- _Stored dataset items_:
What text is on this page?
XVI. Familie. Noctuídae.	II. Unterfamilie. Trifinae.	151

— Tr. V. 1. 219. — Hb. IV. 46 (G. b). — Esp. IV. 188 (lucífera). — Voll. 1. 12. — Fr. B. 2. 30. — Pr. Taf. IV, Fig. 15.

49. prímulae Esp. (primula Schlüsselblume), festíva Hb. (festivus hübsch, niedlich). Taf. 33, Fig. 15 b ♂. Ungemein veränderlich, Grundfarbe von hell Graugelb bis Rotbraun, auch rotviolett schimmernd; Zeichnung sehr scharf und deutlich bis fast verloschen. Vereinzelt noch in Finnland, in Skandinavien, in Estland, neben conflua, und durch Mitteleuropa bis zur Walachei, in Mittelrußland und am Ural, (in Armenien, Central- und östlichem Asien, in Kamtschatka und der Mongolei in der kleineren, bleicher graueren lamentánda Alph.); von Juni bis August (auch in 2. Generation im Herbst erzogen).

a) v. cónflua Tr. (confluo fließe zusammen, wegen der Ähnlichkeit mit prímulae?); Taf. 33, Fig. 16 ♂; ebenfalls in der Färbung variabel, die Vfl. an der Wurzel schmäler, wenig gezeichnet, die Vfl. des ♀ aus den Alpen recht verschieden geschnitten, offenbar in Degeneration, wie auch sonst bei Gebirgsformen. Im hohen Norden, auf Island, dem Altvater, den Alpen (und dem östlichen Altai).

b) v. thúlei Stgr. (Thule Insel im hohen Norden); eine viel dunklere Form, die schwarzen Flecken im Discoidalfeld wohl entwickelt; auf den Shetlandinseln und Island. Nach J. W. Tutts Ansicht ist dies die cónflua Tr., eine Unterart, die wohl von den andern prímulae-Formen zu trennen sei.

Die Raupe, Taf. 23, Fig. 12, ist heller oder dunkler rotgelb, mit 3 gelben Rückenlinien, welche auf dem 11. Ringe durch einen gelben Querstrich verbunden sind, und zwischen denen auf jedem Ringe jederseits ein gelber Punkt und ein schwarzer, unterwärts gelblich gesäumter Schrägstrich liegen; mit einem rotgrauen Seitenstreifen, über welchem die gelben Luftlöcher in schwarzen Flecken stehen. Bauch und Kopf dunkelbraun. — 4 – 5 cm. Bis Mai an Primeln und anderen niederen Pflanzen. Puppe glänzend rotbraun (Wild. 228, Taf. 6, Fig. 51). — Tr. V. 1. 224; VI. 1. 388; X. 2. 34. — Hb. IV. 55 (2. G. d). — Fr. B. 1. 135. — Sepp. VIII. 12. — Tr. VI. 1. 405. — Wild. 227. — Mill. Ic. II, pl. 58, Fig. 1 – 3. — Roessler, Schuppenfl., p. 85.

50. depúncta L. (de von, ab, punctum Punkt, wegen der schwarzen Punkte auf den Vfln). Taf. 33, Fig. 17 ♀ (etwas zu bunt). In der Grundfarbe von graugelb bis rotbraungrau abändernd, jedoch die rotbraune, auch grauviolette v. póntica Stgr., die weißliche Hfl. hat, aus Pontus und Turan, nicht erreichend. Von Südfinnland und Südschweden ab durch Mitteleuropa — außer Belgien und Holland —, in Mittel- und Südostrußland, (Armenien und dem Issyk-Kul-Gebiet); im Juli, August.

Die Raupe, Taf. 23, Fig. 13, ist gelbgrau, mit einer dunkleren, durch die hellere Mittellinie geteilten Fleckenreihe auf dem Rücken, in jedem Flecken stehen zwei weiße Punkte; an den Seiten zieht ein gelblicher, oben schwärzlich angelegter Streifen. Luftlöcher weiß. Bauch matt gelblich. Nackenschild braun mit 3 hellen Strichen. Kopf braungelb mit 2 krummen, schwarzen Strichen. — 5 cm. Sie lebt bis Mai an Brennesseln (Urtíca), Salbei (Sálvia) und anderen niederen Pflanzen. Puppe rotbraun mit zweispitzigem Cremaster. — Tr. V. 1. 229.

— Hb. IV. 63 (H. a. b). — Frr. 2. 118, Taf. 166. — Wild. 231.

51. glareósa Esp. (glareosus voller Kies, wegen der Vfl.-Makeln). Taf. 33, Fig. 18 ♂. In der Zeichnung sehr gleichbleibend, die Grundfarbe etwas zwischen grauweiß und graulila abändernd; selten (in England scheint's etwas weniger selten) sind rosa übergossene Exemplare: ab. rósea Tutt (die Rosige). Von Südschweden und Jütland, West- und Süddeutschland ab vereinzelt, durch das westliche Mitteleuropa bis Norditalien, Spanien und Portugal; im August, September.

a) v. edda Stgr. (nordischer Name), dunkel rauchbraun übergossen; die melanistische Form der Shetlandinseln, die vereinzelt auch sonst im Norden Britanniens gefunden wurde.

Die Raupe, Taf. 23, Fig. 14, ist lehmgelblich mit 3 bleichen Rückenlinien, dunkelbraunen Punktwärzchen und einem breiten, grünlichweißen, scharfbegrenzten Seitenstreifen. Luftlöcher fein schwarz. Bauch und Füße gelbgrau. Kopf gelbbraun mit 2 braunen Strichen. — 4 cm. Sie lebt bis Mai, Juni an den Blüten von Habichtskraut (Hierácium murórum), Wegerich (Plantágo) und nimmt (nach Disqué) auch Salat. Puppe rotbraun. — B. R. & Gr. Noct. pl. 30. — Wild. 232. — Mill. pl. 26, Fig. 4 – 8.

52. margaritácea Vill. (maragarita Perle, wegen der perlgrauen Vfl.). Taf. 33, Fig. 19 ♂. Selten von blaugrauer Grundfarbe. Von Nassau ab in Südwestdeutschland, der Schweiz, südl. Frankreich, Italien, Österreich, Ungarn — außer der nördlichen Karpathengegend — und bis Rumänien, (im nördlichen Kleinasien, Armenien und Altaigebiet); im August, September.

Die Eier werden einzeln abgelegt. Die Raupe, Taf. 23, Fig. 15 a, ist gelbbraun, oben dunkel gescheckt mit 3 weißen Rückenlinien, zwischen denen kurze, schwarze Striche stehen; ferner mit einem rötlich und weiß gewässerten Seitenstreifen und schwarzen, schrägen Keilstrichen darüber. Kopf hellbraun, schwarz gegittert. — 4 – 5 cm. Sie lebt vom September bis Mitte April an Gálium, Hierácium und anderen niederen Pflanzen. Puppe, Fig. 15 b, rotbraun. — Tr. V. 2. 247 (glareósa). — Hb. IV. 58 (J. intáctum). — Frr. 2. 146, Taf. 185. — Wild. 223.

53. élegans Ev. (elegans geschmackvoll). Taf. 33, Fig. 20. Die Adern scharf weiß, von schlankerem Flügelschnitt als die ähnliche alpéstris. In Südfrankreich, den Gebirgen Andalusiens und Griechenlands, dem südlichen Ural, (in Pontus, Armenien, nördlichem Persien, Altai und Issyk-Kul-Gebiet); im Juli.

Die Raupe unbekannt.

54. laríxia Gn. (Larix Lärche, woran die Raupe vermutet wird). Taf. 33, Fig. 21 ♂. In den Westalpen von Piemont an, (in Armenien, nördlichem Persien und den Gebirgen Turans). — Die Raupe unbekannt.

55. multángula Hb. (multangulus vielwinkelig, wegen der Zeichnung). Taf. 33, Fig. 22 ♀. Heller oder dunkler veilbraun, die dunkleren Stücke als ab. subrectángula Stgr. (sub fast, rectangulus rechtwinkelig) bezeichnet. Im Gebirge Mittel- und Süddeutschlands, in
--
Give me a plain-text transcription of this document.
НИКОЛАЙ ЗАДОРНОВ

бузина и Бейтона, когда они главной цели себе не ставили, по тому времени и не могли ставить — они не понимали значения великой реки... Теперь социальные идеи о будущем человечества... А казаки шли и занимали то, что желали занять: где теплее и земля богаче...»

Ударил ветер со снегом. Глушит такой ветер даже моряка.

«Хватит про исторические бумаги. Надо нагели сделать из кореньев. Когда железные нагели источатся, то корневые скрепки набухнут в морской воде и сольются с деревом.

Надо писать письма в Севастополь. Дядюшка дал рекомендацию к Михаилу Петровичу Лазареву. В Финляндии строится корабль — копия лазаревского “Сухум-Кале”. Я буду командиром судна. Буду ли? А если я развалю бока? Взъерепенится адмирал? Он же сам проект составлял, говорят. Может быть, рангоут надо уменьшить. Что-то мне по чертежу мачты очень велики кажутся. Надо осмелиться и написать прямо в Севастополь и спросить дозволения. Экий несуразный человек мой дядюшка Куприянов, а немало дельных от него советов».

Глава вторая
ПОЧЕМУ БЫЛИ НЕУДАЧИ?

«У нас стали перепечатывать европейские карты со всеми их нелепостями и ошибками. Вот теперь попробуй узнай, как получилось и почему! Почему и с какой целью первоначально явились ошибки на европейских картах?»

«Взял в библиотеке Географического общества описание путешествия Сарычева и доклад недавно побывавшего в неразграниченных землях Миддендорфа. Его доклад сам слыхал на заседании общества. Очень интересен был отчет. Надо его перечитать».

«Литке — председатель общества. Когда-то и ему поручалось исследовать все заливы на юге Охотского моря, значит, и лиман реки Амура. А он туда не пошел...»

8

- _OBJECTIVE_: Only lines that contain the word "Norden" are wanted; copy each of them.

- _CORRECT RESULT_:
a) v. cónflua Tr. (confluo fließe zusammen, wegen der Ähnlichkeit mit prímulae?); Taf. 33, Fig. 16 ♂; ebenfalls in der Färbung variabel, die Vfl. an der Wurzel schmäler, wenig gezeichnet, die Vfl. des ♀ aus den Alpen recht verschieden geschnitten, offenbar in Degeneration, wie auch sonst bei Gebirgsformen. Im hohen Norden, auf Island, dem Altvater, den Alpen (und dem östlichen Altai).
b) v. thúlei Stgr. (Thule Insel im hohen Norden); eine viel dunklere Form, die schwarzen Flecken im Discoidalfeld wohl entwickelt; auf den Shetlandinseln und Island. Nach J. W. Tutts Ansicht ist dies die cónflua Tr., eine Unterart, die wohl von den andern prímulae-Formen zu trennen sei.
a) v. edda Stgr. (nordischer Name), dunkel rauchbraun übergossen; die melanistische Form der Shetlandinseln, die vereinzelt auch sonst im Norden Britanniens gefunden wurde.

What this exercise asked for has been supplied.